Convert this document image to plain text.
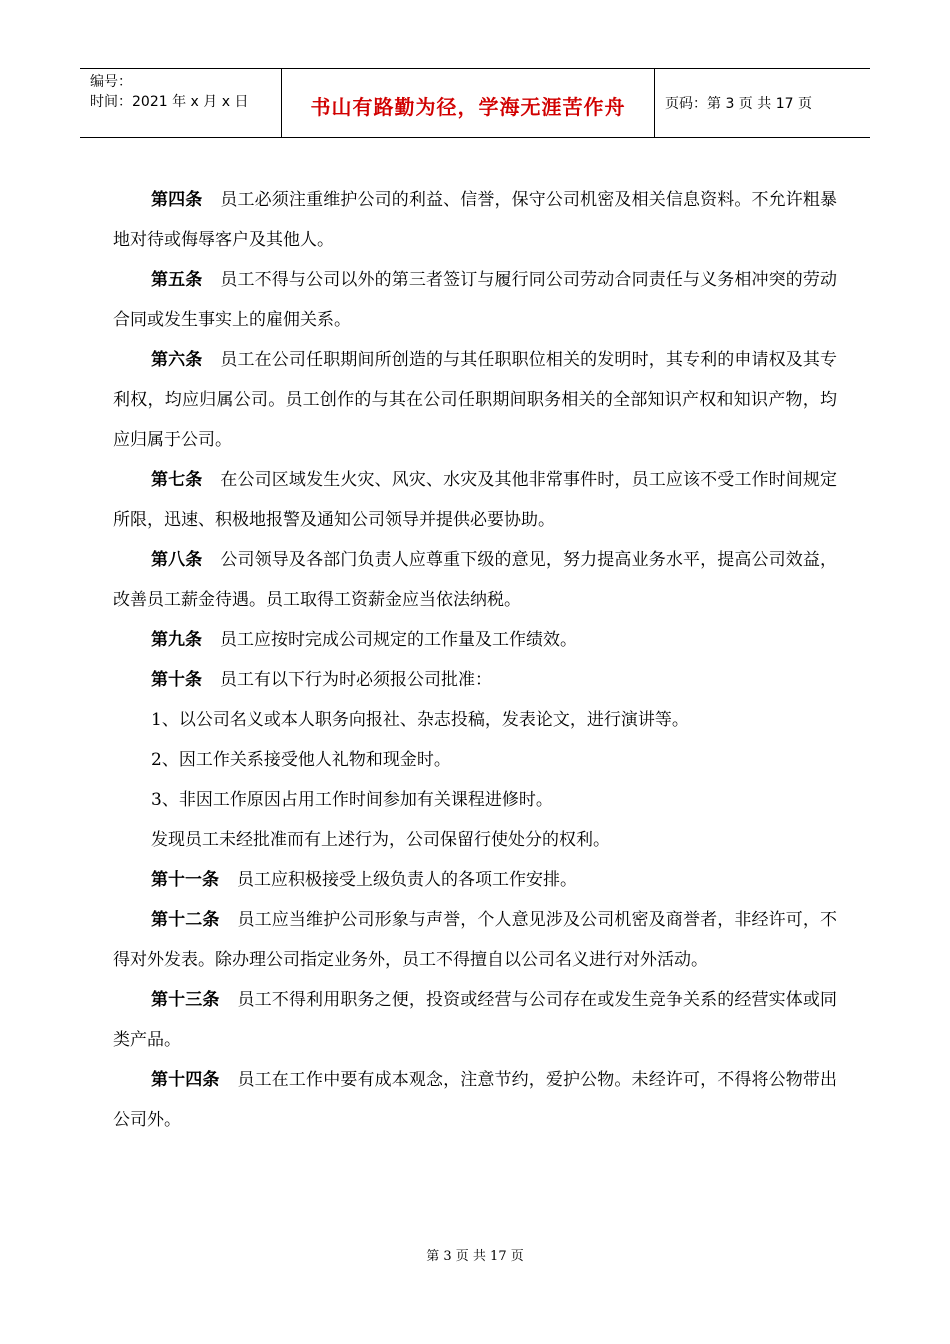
编号：
时间：2021 年 x 月 x 日	书山有路勤为径，学海无涯苦作舟	页码：第 3 页 共 17 页

第四条 员工必须注重维护公司的利益、信誉，保守公司机密及相关信息资料。不允许粗暴地对待或侮辱客户及其他人。

第五条 员工不得与公司以外的第三者签订与履行同公司劳动合同责任与义务相冲突的劳动合同或发生事实上的雇佣关系。

第六条 员工在公司任职期间所创造的与其任职职位相关的发明时，其专利的申请权及其专利权，均应归属公司。员工创作的与其在公司任职期间职务相关的全部知识产权和知识产物，均应归属于公司。

第七条 在公司区域发生火灾、风灾、水灾及其他非常事件时，员工应该不受工作时间规定所限，迅速、积极地报警及通知公司领导并提供必要协助。

第八条 公司领导及各部门负责人应尊重下级的意见，努力提高业务水平，提高公司效益，改善员工薪金待遇。员工取得工资薪金应当依法纳税。

第九条 员工应按时完成公司规定的工作量及工作绩效。

第十条 员工有以下行为时必须报公司批准：

1、以公司名义或本人职务向报社、杂志投稿，发表论文，进行演讲等。

2、因工作关系接受他人礼物和现金时。

3、非因工作原因占用工作时间参加有关课程进修时。

发现员工未经批准而有上述行为，公司保留行使处分的权利。

第十一条 员工应积极接受上级负责人的各项工作安排。

第十二条 员工应当维护公司形象与声誉，个人意见涉及公司机密及商誉者，非经许可，不得对外发表。除办理公司指定业务外，员工不得擅自以公司名义进行对外活动。

第十三条 员工不得利用职务之便，投资或经营与公司存在或发生竞争关系的经营实体或同类产品。

第十四条 员工在工作中要有成本观念，注意节约，爱护公物。未经许可，不得将公物带出公司外。

第 3 页 共 17 页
________
- [What to work on]: Pictures are excluded; repeat every record exactly.

- [Exercise output]:
Convert this document image to plain text.
编号：
时间：2021 年 x 月 x 日	书山有路勤为径，学海无涯苦作舟	页码：第 3 页 共 17 页

第四条 员工必须注重维护公司的利益、信誉，保守公司机密及相关信息资料。不允许粗暴地对待或侮辱客户及其他人。

第五条 员工不得与公司以外的第三者签订与履行同公司劳动合同责任与义务相冲突的劳动合同或发生事实上的雇佣关系。

第六条 员工在公司任职期间所创造的与其任职职位相关的发明时，其专利的申请权及其专利权，均应归属公司。员工创作的与其在公司任职期间职务相关的全部知识产权和知识产物，均应归属于公司。

第七条 在公司区域发生火灾、风灾、水灾及其他非常事件时，员工应该不受工作时间规定所限，迅速、积极地报警及通知公司领导并提供必要协助。

第八条 公司领导及各部门负责人应尊重下级的意见，努力提高业务水平，提高公司效益，改善员工薪金待遇。员工取得工资薪金应当依法纳税。

第九条 员工应按时完成公司规定的工作量及工作绩效。

第十条 员工有以下行为时必须报公司批准：

1、以公司名义或本人职务向报社、杂志投稿，发表论文，进行演讲等。

2、因工作关系接受他人礼物和现金时。

3、非因工作原因占用工作时间参加有关课程进修时。

发现员工未经批准而有上述行为，公司保留行使处分的权利。

第十一条 员工应积极接受上级负责人的各项工作安排。

第十二条 员工应当维护公司形象与声誉，个人意见涉及公司机密及商誉者，非经许可，不得对外发表。除办理公司指定业务外，员工不得擅自以公司名义进行对外活动。

第十三条 员工不得利用职务之便，投资或经营与公司存在或发生竞争关系的经营实体或同类产品。

第十四条 员工在工作中要有成本观念，注意节约，爱护公物。未经许可，不得将公物带出公司外。

第 3 页 共 17 页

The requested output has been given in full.